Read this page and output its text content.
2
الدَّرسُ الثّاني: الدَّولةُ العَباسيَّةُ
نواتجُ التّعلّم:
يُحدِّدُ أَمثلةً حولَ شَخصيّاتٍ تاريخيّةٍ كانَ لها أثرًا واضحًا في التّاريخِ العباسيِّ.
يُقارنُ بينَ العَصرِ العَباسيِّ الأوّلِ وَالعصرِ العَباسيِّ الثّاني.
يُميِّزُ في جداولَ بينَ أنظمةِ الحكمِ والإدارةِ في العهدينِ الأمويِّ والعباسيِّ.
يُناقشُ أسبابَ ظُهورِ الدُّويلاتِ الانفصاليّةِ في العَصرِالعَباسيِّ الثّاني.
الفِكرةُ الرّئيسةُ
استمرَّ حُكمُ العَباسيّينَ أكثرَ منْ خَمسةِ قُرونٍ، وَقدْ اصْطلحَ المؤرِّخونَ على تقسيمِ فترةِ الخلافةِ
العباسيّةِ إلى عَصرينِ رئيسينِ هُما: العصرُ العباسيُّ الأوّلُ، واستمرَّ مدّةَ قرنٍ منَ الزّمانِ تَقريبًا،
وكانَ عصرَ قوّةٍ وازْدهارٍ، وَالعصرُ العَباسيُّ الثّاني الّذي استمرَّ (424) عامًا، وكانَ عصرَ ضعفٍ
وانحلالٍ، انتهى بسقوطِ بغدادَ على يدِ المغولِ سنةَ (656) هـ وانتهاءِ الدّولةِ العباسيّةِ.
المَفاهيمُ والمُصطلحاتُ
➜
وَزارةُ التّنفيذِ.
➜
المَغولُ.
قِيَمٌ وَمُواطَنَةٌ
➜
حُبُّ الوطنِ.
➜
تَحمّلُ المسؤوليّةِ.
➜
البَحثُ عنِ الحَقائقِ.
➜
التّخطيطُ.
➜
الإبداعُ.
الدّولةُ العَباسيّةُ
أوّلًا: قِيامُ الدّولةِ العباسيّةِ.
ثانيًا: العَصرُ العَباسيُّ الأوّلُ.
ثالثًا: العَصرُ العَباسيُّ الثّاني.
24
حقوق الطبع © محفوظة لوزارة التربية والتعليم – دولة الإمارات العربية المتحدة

━━━━━━━━━━

> [Exercise instructions] Read the entries and pick out all lines that include the word "الأو".

> [Solution to the exercise]
يُقارنُ بينَ العَصرِ العَباسيِّ الأوّلِ وَالعصرِ العَباسيِّ الثّاني.
العباسيّةِ إلى عَصرينِ رئيسينِ هُما: العصرُ العباسيُّ الأوّلُ، واستمرَّ مدّةَ قرنٍ منَ الزّمانِ تَقريبًا،
ثانيًا: العَصرُ العَباسيُّ الأوّلُ.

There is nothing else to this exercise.